#### [WRITTEN INSTRUCTION]
Will you transcribe the entries that follow, exactly and in full?

#### [RECORDS]
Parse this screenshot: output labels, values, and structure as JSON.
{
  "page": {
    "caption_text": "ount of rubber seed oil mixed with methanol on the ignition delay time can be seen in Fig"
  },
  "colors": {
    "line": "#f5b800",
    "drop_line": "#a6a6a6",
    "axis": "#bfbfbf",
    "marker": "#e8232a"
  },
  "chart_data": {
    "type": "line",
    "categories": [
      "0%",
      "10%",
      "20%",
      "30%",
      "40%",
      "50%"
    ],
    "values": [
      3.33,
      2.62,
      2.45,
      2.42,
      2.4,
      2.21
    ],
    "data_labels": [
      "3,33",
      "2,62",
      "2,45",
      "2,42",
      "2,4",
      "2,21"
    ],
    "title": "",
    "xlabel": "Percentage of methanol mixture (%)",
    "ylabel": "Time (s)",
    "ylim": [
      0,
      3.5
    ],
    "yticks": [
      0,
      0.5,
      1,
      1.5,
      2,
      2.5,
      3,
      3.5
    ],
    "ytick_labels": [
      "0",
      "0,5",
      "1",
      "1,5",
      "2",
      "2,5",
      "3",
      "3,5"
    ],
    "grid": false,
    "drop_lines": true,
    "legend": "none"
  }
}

#### [OUTPUT BELOW]
Parse this screenshot: output labels, values, and structure as JSON.
{
  "page": {
    "caption_text": "ount of rubber seed oil mixed with methanol on the ignition delay time can be seen in Fig"
  },
  "colors": {
    "line": "#f5b800",
    "drop_line": "#a6a6a6",
    "axis": "#bfbfbf",
    "marker": "#e8232a"
  },
  "chart_data": {
    "type": "line",
    "categories": [
      "0%",
      "10%",
      "20%",
      "30%",
      "40%",
      "50%"
    ],
    "values": [
      3.33,
      2.62,
      2.45,
      2.42,
      2.4,
      2.21
    ],
    "data_labels": [
      "3,33",
      "2,62",
      "2,45",
      "2,42",
      "2,4",
      "2,21"
    ],
    "title": "",
    "xlabel": "Percentage of methanol mixture (%)",
    "ylabel": "Time (s)",
    "ylim": [
      0,
      3.5
    ],
    "yticks": [
      0,
      0.5,
      1,
      1.5,
      2,
      2.5,
      3,
      3.5
    ],
    "ytick_labels": [
      "0",
      "0,5",
      "1",
      "1,5",
      "2",
      "2,5",
      "3",
      "3,5"
    ],
    "grid": false,
    "drop_lines": true,
    "legend": "none"
  }
}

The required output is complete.